_To do_
Tell how many lines in the data below include the word "Грааль". The answer is the number only.

Dataset rows:
* * *
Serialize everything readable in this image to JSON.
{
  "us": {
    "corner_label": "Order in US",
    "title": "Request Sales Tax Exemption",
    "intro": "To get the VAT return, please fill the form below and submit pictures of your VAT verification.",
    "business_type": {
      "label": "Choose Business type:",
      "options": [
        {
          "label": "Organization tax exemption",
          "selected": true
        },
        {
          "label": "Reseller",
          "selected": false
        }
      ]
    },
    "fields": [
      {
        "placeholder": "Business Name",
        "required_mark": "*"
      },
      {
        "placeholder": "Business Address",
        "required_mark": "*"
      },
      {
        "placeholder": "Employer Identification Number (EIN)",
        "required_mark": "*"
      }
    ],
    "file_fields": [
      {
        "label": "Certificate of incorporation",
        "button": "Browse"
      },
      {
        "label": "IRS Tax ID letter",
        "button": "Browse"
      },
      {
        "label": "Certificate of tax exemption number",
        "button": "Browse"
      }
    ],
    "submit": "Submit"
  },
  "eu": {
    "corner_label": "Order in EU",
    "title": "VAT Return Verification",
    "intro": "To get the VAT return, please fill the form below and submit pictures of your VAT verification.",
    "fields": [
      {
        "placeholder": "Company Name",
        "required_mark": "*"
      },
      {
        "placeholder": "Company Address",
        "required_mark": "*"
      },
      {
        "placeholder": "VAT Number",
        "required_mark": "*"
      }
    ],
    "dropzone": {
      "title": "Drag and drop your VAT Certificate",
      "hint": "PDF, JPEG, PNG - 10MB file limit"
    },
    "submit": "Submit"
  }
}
* * *
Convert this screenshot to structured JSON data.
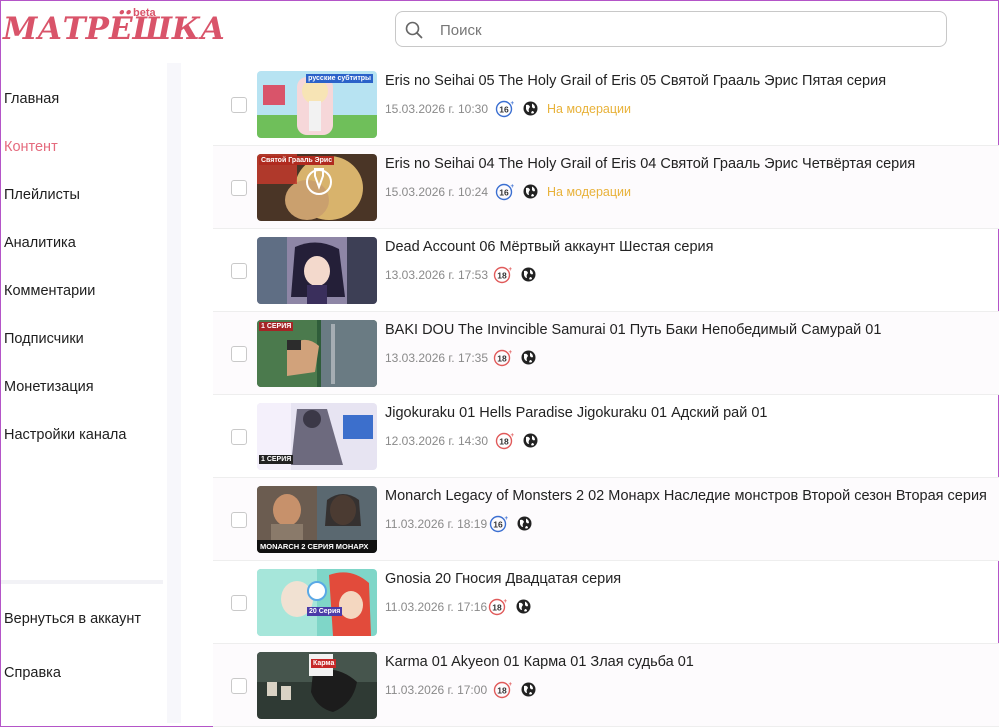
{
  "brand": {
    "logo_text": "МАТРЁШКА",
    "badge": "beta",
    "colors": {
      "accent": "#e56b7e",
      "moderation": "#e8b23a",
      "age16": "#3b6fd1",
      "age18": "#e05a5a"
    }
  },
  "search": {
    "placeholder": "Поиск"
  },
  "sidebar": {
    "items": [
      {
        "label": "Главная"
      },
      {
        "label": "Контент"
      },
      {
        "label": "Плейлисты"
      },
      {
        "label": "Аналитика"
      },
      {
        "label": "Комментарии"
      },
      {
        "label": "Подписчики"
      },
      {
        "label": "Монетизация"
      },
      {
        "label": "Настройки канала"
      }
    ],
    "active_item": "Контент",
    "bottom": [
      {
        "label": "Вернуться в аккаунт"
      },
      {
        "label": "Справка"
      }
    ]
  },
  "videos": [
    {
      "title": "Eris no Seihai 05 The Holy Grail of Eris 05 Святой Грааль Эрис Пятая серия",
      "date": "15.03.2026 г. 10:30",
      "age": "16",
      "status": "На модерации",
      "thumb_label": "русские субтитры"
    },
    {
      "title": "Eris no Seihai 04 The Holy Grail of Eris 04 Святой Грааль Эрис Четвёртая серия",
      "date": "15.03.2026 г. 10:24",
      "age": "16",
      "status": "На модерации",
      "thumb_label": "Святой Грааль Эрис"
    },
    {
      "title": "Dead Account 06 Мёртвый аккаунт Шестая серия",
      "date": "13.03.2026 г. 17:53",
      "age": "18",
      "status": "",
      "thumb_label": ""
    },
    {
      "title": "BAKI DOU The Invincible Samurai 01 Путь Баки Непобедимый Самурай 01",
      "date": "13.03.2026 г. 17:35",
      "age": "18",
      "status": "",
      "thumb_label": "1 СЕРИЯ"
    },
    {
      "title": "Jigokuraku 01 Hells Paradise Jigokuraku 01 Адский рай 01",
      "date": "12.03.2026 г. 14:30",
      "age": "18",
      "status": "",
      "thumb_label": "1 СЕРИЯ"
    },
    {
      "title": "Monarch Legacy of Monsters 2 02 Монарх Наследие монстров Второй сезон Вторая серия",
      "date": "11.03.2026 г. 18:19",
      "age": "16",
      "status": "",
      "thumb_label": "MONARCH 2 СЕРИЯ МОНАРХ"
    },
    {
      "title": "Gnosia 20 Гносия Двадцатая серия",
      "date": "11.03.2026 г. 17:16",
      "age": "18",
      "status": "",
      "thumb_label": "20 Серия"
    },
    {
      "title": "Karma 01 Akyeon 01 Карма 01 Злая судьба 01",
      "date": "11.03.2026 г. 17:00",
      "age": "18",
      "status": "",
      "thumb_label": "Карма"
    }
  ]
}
* * *
_Finished task_
3